─── EXTRACTED MATERIAL ───

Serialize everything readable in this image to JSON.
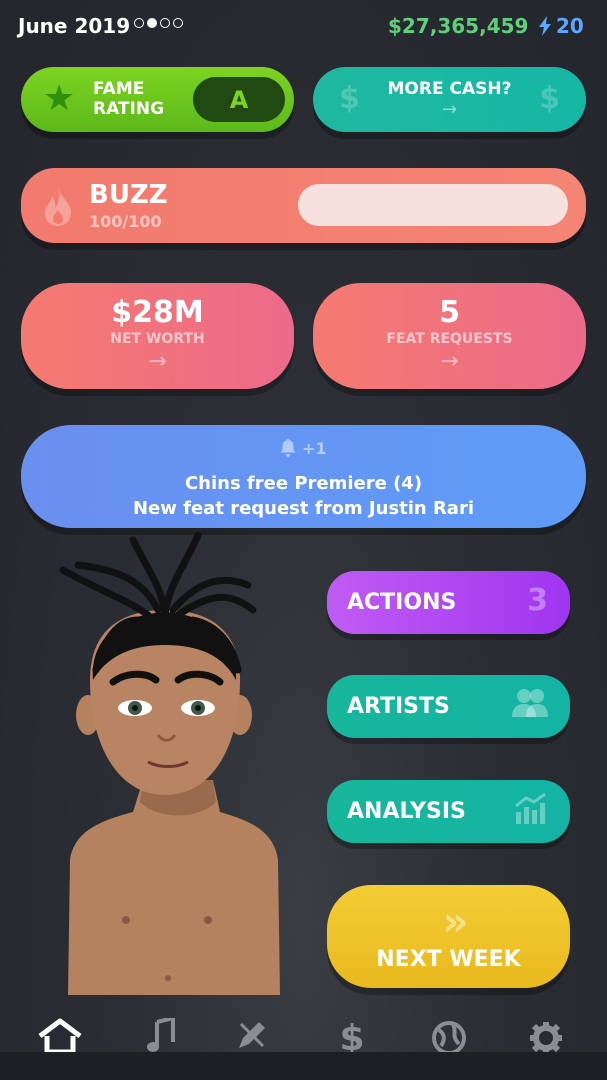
{
  "header": {
    "date": "June 2019",
    "page_indicator": {
      "count": 4,
      "active": 1
    },
    "cash": "$27,365,459",
    "energy": "20"
  },
  "fame": {
    "label_line1": "FAME",
    "label_line2": "RATING",
    "grade": "A"
  },
  "more_cash": {
    "label": "MORE CASH?",
    "arrow": "→",
    "symbol": "$"
  },
  "buzz": {
    "title": "BUZZ",
    "value": "100/100",
    "fraction": 1.0
  },
  "net_worth": {
    "value": "$28M",
    "label": "NET WORTH",
    "arrow": "→"
  },
  "feat_requests": {
    "value": "5",
    "label": "FEAT REQUESTS",
    "arrow": "→"
  },
  "notification": {
    "count": "+1",
    "line1": "Chins free Premiere (4)",
    "line2": "New feat request from Justin Rari"
  },
  "menu": {
    "actions": {
      "label": "ACTIONS",
      "count": "3"
    },
    "artists": {
      "label": "ARTISTS",
      "icon": "people-icon"
    },
    "analysis": {
      "label": "ANALYSIS",
      "icon": "chart-icon"
    },
    "next_week": {
      "label": "NEXT WEEK",
      "icon": "double-chevron-icon"
    }
  },
  "bottom_nav": [
    "home-icon",
    "music-note-icon",
    "pencil-icon",
    "dollar-icon",
    "globe-icon",
    "gear-icon"
  ],
  "colors": {
    "cash_green": "#5fd07a",
    "energy_blue": "#5aa8ff",
    "fame_green": "#7ed321",
    "teal": "#16b7a5",
    "buzz_coral": "#f27a6e",
    "notif_blue": "#6a8ff0",
    "actions_purple": "#b04df2",
    "next_week_yellow": "#f0c42d"
  }
}
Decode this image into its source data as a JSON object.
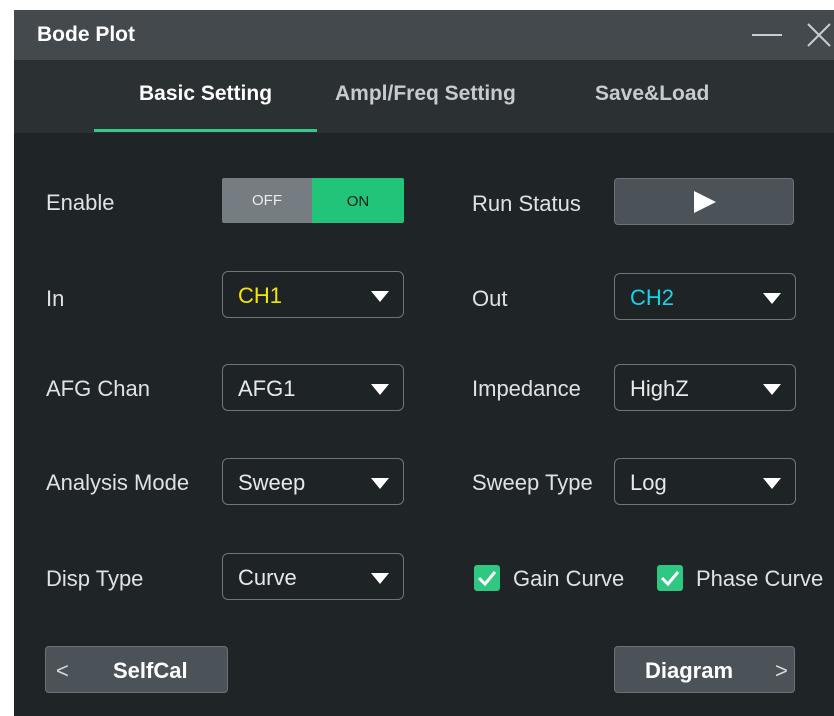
{
  "window": {
    "title": "Bode Plot"
  },
  "tabs": [
    {
      "label": "Basic Setting",
      "active": true
    },
    {
      "label": "Ampl/Freq Setting",
      "active": false
    },
    {
      "label": "Save&Load",
      "active": false
    }
  ],
  "fields": {
    "enable": {
      "label": "Enable",
      "off_label": "OFF",
      "on_label": "ON",
      "state": "ON"
    },
    "run_status": {
      "label": "Run Status",
      "icon": "play-icon"
    },
    "in": {
      "label": "In",
      "value": "CH1",
      "color": "#f3e600"
    },
    "out": {
      "label": "Out",
      "value": "CH2",
      "color": "#17d4e6"
    },
    "afg_chan": {
      "label": "AFG Chan",
      "value": "AFG1"
    },
    "impedance": {
      "label": "Impedance",
      "value": "HighZ"
    },
    "analysis_mode": {
      "label": "Analysis Mode",
      "value": "Sweep"
    },
    "sweep_type": {
      "label": "Sweep Type",
      "value": "Log"
    },
    "disp_type": {
      "label": "Disp Type",
      "value": "Curve"
    },
    "gain_curve": {
      "label": "Gain Curve",
      "checked": true
    },
    "phase_curve": {
      "label": "Phase Curve",
      "checked": true
    }
  },
  "buttons": {
    "selfcal": {
      "label": "SelfCal",
      "chevron": "<"
    },
    "diagram": {
      "label": "Diagram",
      "chevron": ">"
    }
  },
  "colors": {
    "accent": "#22c47a",
    "ch1": "#f3e600",
    "ch2": "#17d4e6",
    "background": "#1f2427"
  }
}
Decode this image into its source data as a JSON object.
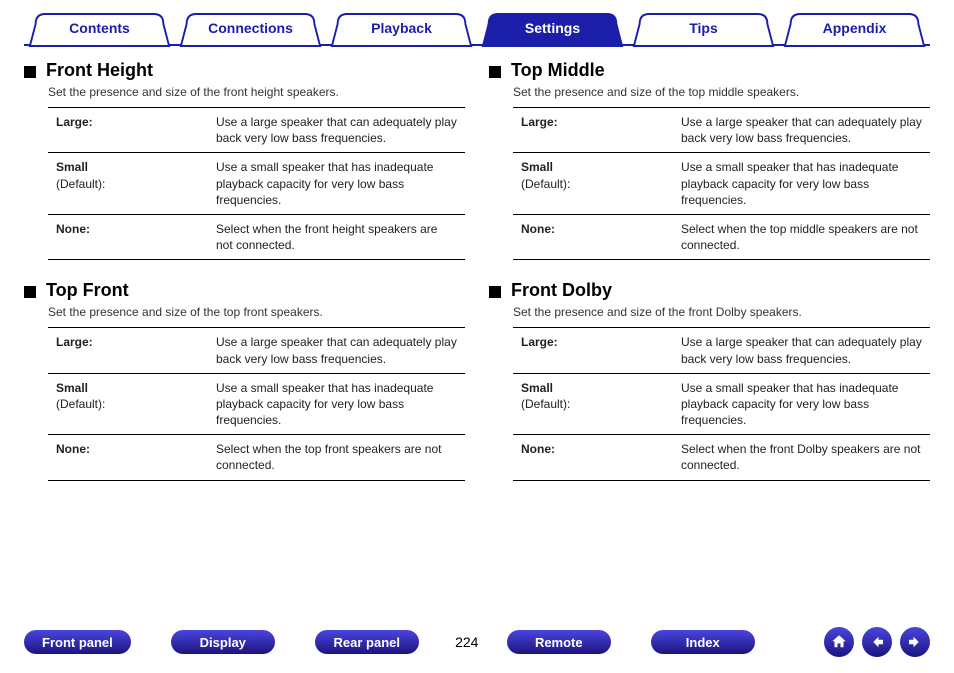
{
  "tabs": {
    "items": [
      {
        "id": "contents",
        "label": "Contents",
        "active": false
      },
      {
        "id": "connections",
        "label": "Connections",
        "active": false
      },
      {
        "id": "playback",
        "label": "Playback",
        "active": false
      },
      {
        "id": "settings",
        "label": "Settings",
        "active": true
      },
      {
        "id": "tips",
        "label": "Tips",
        "active": false
      },
      {
        "id": "appendix",
        "label": "Appendix",
        "active": false
      }
    ]
  },
  "sections": {
    "left": [
      {
        "id": "front_height",
        "title": "Front Height",
        "desc": "Set the presence and size of the front height speakers.",
        "rows": [
          {
            "k_bold": "Large:",
            "k_sub": "",
            "v": "Use a large speaker that can adequately play back very low bass frequencies."
          },
          {
            "k_bold": "Small",
            "k_sub": "(Default):",
            "v": "Use a small speaker that has inadequate playback capacity for very low bass frequencies."
          },
          {
            "k_bold": "None:",
            "k_sub": "",
            "v": "Select when the front height speakers are not connected."
          }
        ]
      },
      {
        "id": "top_front",
        "title": "Top Front",
        "desc": "Set the presence and size of the top front speakers.",
        "rows": [
          {
            "k_bold": "Large:",
            "k_sub": "",
            "v": "Use a large speaker that can adequately play back very low bass frequencies."
          },
          {
            "k_bold": "Small",
            "k_sub": "(Default):",
            "v": "Use a small speaker that has inadequate playback capacity for very low bass frequencies."
          },
          {
            "k_bold": "None:",
            "k_sub": "",
            "v": "Select when the top front speakers are not connected."
          }
        ]
      }
    ],
    "right": [
      {
        "id": "top_middle",
        "title": "Top Middle",
        "desc": "Set the presence and size of the top middle speakers.",
        "rows": [
          {
            "k_bold": "Large:",
            "k_sub": "",
            "v": "Use a large speaker that can adequately play back very low bass frequencies."
          },
          {
            "k_bold": "Small",
            "k_sub": "(Default):",
            "v": "Use a small speaker that has inadequate playback capacity for very low bass frequencies."
          },
          {
            "k_bold": "None:",
            "k_sub": "",
            "v": "Select when the top middle speakers are not connected."
          }
        ]
      },
      {
        "id": "front_dolby",
        "title": "Front Dolby",
        "desc": "Set the presence and size of the front Dolby speakers.",
        "rows": [
          {
            "k_bold": "Large:",
            "k_sub": "",
            "v": "Use a large speaker that can adequately play back very low bass frequencies."
          },
          {
            "k_bold": "Small",
            "k_sub": "(Default):",
            "v": "Use a small speaker that has inadequate playback capacity for very low bass frequencies."
          },
          {
            "k_bold": "None:",
            "k_sub": "",
            "v": "Select when the front Dolby speakers are not connected."
          }
        ]
      }
    ]
  },
  "footer": {
    "pills": {
      "front_panel": "Front panel",
      "display": "Display",
      "rear_panel": "Rear panel",
      "remote": "Remote",
      "index": "Index"
    },
    "page_number": "224",
    "icons": {
      "home": "home-icon",
      "prev": "arrow-left-icon",
      "next": "arrow-right-icon"
    }
  },
  "colors": {
    "brand": "#1a1ea8"
  }
}
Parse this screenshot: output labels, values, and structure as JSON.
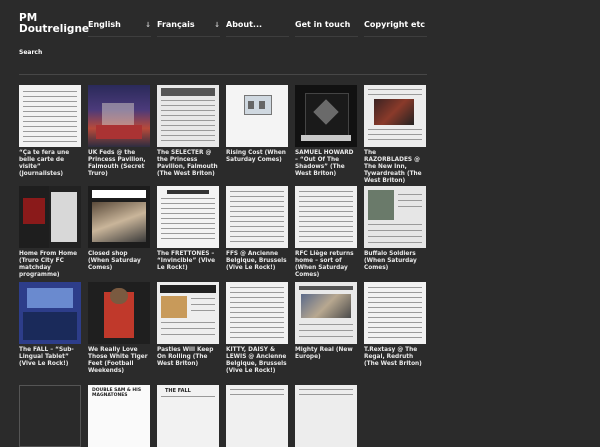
{
  "site": {
    "title_line1": "PM",
    "title_line2": "Doutreligne"
  },
  "nav": [
    {
      "label": "English",
      "has_dropdown": true
    },
    {
      "label": "Français",
      "has_dropdown": true
    },
    {
      "label": "About...",
      "has_dropdown": false
    },
    {
      "label": "Get in touch",
      "has_dropdown": false
    },
    {
      "label": "Copyright etc",
      "has_dropdown": false
    }
  ],
  "nav_arrow": "↓",
  "search": {
    "label": "Search"
  },
  "posts": [
    {
      "caption": "“Ça te fera une belle carte de visite” (Journalistes)",
      "thumb": "text-page"
    },
    {
      "caption": "UK Feds @ the Princess Pavilion, Falmouth (Secret Truro)",
      "thumb": "photo-colour"
    },
    {
      "caption": "The SELECTER @ the Princess Pavilion, Falmouth (The West Briton)",
      "thumb": "newspaper"
    },
    {
      "caption": "Rising Cost (When Saturday Comes)",
      "thumb": "illustration"
    },
    {
      "caption": "SAMUEL HOWARD – “Out Of The Shadows” (The West Briton)",
      "thumb": "album-cover"
    },
    {
      "caption": "The RAZORBLADES @ The New Inn, Tywardreath (The West Briton)",
      "thumb": "newspaper-photo"
    },
    {
      "caption": "Home From Home (Truro City FC matchday programme)",
      "thumb": "photo-dark"
    },
    {
      "caption": "Closed shop (When Saturday Comes)",
      "thumb": "magazine"
    },
    {
      "caption": "The FRETTONES – “Invincible” (Vive Le Rock!)",
      "thumb": "text-page"
    },
    {
      "caption": "FFS @ Ancienne Belgique, Brussels (Vive Le Rock!)",
      "thumb": "text-page-2"
    },
    {
      "caption": "RFC Liège returns home – sort of (When Saturday Comes)",
      "thumb": "text-page-3"
    },
    {
      "caption": "Buffalo Soldiers (When Saturday Comes)",
      "thumb": "magazine-2"
    },
    {
      "caption": "The FALL – “Sub-Lingual Tablet” (Vive Le Rock!)",
      "thumb": "album-blue"
    },
    {
      "caption": "We Really Love Those White Tiger Feet (Football Weekends)",
      "thumb": "photo-red"
    },
    {
      "caption": "Pasties Will Keep On Rolling (The West Briton)",
      "thumb": "newspaper-food"
    },
    {
      "caption": "KITTY, DAISY & LEWIS @ Ancienne Belgique, Brussels (Vive Le Rock!)",
      "thumb": "text-page-4"
    },
    {
      "caption": "Mighty Real (New Europe)",
      "thumb": "arts-page"
    },
    {
      "caption": "T.Rextasy @ The Regal, Redruth (The West Briton)",
      "thumb": "text-page-5"
    }
  ],
  "partial_row": [
    {
      "thumb": "text-dark-1"
    },
    {
      "thumb": "poster"
    },
    {
      "thumb": "text-the-fall"
    },
    {
      "thumb": "text-page-6"
    },
    {
      "thumb": "text-page-7"
    }
  ],
  "partial_text": {
    "poster": "DOUBLE SAM & HIS MAGNATONES",
    "the_fall": "THE FALL"
  }
}
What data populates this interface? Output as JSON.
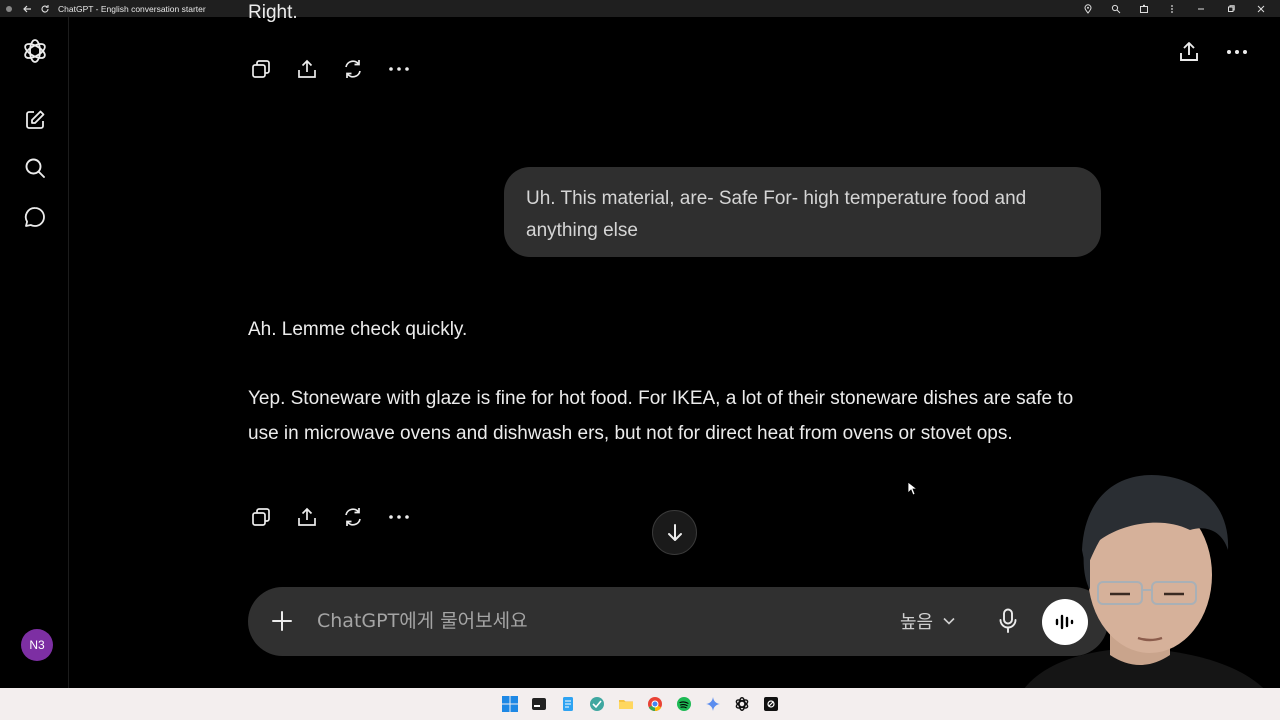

───

▶ [PROBLEM DESCRIPTION] Copy each line above where the string "JSON" occurs.

▶ [COMPLETE ANSWER]
Serialize everything readable in this image to JSON.
Decode this image into its source data as a JSON object.
Decode this image into its source data as a JSON object.
Parse this screenshot: output labels, values, and structure as JSON.
What data populates this interface? Output as JSON.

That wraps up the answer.